**Short exercise:**
Retype the stretch of the listing from its start through the line containing "bar-local-value-label: 200 <box>571", keeping every line as it is.

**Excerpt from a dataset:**
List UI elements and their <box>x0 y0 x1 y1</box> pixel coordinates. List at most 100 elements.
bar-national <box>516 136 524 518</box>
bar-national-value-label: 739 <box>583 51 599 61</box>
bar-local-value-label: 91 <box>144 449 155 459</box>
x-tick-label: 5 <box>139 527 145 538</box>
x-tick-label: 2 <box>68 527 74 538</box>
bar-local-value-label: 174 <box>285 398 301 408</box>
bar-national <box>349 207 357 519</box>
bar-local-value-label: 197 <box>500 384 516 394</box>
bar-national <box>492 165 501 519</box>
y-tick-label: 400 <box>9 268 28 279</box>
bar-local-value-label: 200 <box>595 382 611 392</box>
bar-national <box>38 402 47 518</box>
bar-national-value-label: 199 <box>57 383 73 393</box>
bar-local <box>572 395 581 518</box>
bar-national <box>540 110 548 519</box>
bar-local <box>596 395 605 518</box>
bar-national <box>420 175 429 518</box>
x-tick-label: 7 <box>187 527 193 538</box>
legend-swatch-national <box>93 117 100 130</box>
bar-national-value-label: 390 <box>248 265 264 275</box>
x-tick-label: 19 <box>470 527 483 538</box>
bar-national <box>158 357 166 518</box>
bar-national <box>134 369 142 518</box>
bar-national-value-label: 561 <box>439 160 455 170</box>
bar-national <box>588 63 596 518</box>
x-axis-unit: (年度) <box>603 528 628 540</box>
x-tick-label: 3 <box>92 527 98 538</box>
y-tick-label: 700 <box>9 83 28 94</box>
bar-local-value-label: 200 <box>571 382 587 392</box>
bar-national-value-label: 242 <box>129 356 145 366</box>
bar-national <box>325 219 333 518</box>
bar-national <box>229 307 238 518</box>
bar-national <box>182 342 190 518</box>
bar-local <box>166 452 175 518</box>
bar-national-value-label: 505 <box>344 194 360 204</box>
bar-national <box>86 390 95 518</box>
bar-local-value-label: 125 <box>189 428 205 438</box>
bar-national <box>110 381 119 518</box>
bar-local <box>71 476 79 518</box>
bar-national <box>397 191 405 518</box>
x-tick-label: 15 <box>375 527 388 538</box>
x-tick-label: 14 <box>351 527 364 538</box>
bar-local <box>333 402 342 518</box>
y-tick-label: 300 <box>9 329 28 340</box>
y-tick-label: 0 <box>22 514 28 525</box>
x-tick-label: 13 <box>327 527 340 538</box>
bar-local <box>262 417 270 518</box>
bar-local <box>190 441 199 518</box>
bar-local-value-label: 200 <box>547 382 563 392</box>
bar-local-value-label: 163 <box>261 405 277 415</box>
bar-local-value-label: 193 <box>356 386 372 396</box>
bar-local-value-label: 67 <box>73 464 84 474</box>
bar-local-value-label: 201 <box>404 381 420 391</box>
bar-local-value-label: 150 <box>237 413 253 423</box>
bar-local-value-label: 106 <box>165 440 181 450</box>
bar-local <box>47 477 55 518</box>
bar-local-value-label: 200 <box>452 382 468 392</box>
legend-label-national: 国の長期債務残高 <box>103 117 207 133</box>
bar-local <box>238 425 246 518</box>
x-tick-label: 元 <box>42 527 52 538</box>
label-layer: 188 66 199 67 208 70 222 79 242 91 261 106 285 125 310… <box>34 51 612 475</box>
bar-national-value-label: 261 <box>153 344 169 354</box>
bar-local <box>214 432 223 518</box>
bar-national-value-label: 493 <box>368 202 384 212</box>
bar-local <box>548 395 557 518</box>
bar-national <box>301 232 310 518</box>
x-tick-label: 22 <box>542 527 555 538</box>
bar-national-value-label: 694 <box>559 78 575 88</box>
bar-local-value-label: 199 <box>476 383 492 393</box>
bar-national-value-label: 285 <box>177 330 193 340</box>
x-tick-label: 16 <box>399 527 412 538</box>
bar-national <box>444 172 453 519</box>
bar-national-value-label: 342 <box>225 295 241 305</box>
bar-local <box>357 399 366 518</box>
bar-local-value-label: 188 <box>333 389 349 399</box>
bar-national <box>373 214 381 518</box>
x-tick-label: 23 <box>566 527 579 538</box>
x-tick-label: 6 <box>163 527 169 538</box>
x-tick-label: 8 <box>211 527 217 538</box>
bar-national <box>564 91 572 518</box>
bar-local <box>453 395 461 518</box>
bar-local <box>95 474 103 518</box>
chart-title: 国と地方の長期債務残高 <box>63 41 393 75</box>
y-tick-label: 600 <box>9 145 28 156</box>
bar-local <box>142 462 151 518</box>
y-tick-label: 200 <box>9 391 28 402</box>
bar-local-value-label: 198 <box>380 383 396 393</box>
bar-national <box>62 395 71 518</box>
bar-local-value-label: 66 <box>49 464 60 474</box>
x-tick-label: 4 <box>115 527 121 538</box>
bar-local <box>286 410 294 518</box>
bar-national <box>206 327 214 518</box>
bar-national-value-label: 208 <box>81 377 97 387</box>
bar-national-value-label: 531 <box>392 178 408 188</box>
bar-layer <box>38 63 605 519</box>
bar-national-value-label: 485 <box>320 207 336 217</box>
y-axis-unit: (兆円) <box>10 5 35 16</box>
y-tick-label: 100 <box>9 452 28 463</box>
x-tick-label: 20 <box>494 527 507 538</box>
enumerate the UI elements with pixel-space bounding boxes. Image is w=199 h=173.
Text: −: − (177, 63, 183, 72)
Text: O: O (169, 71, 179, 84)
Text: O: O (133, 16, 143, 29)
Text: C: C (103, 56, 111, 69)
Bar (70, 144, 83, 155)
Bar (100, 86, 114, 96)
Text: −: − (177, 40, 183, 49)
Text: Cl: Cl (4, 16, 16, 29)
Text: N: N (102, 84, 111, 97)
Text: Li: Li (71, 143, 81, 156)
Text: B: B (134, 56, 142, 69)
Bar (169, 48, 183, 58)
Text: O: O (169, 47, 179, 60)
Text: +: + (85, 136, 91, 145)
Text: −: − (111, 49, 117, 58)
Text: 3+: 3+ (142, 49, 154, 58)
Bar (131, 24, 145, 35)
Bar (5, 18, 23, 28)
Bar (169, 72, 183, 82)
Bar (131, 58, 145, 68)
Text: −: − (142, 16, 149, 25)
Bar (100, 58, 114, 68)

**Correct result:**
List UI elements and their <box>x0 y0 x1 y1</box> pixel coordinates. List at most 100 elements.
bar-national <box>516 136 524 518</box>
bar-national-value-label: 739 <box>583 51 599 61</box>
bar-local-value-label: 91 <box>144 449 155 459</box>
x-tick-label: 5 <box>139 527 145 538</box>
x-tick-label: 2 <box>68 527 74 538</box>
bar-local-value-label: 174 <box>285 398 301 408</box>
bar-national <box>349 207 357 519</box>
bar-local-value-label: 197 <box>500 384 516 394</box>
bar-national <box>492 165 501 519</box>
y-tick-label: 400 <box>9 268 28 279</box>
bar-local-value-label: 200 <box>595 382 611 392</box>
bar-national <box>38 402 47 518</box>
bar-national-value-label: 199 <box>57 383 73 393</box>
bar-local <box>572 395 581 518</box>
bar-national <box>540 110 548 519</box>
bar-local <box>596 395 605 518</box>
bar-national <box>420 175 429 518</box>
x-tick-label: 7 <box>187 527 193 538</box>
legend-swatch-national <box>93 117 100 130</box>
bar-national-value-label: 390 <box>248 265 264 275</box>
x-tick-label: 19 <box>470 527 483 538</box>
bar-national <box>158 357 166 518</box>
bar-national <box>134 369 142 518</box>
bar-national-value-label: 561 <box>439 160 455 170</box>
bar-national <box>588 63 596 518</box>
x-axis-unit: (年度) <box>603 528 628 540</box>
x-tick-label: 3 <box>92 527 98 538</box>
y-tick-label: 700 <box>9 83 28 94</box>
bar-local-value-label: 200 <box>571 382 587 392</box>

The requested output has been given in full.